Australian sports betting and iGaming operator PointsBet announced a 17% increase in revenue for the fiscal year that ended on June 30, reaching AUD 245.5 million ($165.3 million), driven by cost-cutting measures and strong operational performance in Australia and Canada.
The gross profit margin for FY24 increased to 52.8%, up 2.5%, reflecting better operational efficiency. PointsBet's efforts to reduce costs resulted in a 21% reduction in marketing expenses, which dropped to AUD71 million.
Operating expenses, excluding marketing, were decreased by AUD10.3 million ($6.9 million) compared to FY23. Meanwhile, PointsBet’s core sports betting business saw a net win increase of 14% year-on-year to AUD248.3 million ($166.7 million).
In Canada, the company experienced substantial growth, with total net win surging by 86%, fueled by strong performance in both sports betting and iGaming. Meanwhile, in Australia, PointsBet reported record revenues of AUD211.5 million ($142.06 million), marking a 10% growth. The gross profit margin rose to 52.9%, while marketing expenses were cut by 26% to AUD45.2 million ($30.3 million).
Brett Paton, Non-Executive Chairman, said: "Our Australian operation has a strategically important place in the Australian wagering market and we intend to continue to grow our online share in this market. We are equally excited about the outlook for our Canadian business."

▶ **Given records**:
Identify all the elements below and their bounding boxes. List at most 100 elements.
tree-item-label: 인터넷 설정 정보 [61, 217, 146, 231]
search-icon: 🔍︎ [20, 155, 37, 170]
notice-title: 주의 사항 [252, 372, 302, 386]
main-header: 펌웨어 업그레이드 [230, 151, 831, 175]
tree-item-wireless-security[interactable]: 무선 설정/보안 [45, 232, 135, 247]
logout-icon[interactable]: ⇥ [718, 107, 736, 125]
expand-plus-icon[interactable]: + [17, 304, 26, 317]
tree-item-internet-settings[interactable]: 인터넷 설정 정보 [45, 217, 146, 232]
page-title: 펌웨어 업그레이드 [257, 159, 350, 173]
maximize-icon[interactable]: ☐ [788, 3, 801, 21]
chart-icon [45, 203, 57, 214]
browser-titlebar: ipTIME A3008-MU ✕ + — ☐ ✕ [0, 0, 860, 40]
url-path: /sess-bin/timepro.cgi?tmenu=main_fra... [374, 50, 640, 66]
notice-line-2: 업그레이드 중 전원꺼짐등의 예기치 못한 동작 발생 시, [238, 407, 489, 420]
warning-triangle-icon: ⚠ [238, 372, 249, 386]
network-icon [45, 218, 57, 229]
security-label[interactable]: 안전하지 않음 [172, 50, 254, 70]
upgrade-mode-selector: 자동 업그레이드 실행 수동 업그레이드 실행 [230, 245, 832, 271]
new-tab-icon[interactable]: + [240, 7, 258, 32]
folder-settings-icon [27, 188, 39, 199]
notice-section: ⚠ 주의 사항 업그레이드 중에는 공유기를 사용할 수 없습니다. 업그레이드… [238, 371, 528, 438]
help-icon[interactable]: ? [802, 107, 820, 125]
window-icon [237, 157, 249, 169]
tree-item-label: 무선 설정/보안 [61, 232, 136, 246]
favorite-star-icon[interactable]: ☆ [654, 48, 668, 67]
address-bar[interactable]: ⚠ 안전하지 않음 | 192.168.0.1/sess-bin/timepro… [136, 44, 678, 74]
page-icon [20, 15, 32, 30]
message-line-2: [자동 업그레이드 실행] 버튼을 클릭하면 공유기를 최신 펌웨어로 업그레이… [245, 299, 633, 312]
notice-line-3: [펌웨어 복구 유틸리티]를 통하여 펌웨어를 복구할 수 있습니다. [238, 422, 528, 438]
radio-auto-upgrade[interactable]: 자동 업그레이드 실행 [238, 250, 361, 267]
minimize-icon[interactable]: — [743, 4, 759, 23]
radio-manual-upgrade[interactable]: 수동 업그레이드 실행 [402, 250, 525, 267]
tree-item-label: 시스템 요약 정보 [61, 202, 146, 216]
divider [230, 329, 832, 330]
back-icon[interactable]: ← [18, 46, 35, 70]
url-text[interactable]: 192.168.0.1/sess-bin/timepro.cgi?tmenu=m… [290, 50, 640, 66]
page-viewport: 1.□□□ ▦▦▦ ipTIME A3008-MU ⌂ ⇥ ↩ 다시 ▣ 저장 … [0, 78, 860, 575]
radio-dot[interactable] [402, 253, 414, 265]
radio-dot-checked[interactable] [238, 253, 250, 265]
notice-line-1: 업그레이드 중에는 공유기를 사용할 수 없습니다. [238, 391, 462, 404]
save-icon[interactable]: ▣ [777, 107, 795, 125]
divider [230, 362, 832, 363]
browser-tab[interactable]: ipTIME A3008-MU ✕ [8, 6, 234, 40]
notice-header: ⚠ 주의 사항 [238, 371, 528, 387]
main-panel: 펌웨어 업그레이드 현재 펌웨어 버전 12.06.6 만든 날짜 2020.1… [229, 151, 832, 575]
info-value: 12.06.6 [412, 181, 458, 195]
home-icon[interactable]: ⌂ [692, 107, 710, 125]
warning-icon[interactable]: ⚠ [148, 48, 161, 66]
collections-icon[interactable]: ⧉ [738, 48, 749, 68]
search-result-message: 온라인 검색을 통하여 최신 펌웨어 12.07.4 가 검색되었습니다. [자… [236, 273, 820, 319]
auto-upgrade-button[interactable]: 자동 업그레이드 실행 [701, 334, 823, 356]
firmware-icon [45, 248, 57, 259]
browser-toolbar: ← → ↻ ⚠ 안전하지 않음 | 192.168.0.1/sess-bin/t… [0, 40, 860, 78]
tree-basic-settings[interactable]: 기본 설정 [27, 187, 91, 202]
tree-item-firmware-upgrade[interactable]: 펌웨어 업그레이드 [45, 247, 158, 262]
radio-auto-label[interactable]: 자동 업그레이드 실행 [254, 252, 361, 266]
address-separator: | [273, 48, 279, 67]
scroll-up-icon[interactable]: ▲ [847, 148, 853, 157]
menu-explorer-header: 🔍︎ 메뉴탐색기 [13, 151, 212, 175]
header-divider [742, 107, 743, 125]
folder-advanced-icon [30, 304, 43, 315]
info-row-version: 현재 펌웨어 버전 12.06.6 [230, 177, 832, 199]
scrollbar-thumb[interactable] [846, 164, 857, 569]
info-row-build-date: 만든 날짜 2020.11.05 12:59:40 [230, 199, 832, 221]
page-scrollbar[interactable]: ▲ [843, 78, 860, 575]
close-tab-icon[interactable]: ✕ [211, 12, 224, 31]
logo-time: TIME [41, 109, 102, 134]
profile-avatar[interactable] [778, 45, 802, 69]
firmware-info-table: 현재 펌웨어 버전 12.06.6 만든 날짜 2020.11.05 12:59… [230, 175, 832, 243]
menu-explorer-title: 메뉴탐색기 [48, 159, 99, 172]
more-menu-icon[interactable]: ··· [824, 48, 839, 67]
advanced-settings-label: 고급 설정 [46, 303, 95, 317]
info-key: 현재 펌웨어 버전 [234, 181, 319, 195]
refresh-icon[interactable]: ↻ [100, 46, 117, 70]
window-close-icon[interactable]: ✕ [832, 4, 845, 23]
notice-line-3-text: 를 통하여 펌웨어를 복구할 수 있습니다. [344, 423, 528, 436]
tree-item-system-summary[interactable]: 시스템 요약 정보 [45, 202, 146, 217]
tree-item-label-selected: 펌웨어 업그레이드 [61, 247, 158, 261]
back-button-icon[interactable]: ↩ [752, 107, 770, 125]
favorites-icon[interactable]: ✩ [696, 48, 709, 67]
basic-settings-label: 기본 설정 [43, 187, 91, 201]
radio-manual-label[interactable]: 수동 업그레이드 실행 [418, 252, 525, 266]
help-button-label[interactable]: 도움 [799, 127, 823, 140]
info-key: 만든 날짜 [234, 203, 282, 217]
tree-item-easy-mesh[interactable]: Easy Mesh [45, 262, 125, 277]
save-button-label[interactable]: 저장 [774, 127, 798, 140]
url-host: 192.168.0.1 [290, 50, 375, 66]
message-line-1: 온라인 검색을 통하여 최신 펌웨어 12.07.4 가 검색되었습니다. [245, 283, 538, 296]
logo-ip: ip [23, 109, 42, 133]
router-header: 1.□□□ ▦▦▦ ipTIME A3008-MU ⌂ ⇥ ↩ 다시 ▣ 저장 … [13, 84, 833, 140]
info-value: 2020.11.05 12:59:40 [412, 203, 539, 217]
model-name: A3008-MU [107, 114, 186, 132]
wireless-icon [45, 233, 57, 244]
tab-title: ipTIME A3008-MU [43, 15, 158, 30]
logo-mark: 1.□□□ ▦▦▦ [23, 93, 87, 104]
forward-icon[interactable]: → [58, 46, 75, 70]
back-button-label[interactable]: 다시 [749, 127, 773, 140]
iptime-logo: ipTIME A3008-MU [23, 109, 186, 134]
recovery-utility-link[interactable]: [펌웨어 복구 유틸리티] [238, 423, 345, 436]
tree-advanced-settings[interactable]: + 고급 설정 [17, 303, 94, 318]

▶ **Brief 1**:
Based on the PointsBet text, do the following statements agree with it? (a) Marketing expenses fell by 21% to AUD71 million. (b) Total net win in Canada rose by 86%. (c) Revenues in Australia grew by 17%. Answer yes or no for each and quote the deciding words.
▶ **Brief 2**:
Transcribe the part of the PointsBet text that opens with the words containing "Operating expenses, excluding" and closes with "million ($166.7 million).".
The rows have no connection to the PointsBet text.

▶ **Answer section 1**:
(a) Yes: "PointsBet's efforts to reduce costs resulted in a 21% reduction in marketing expenses, which dropped to AUD71 million."
(b) Yes: "with total net win surging by 86%"
(c) No: "PointsBet reported record revenues of AUD211.5 million ($142.06 million), marking a 10% growth"

▶ **Answer section 2**:
Operating expenses, excluding marketing, were decreased by AUD10.3 million ($6.9 million) compared to FY23. Meanwhile, PointsBet’s core sports betting business saw a net win increase of 14% year-on-year to AUD248.3 million ($166.7 million).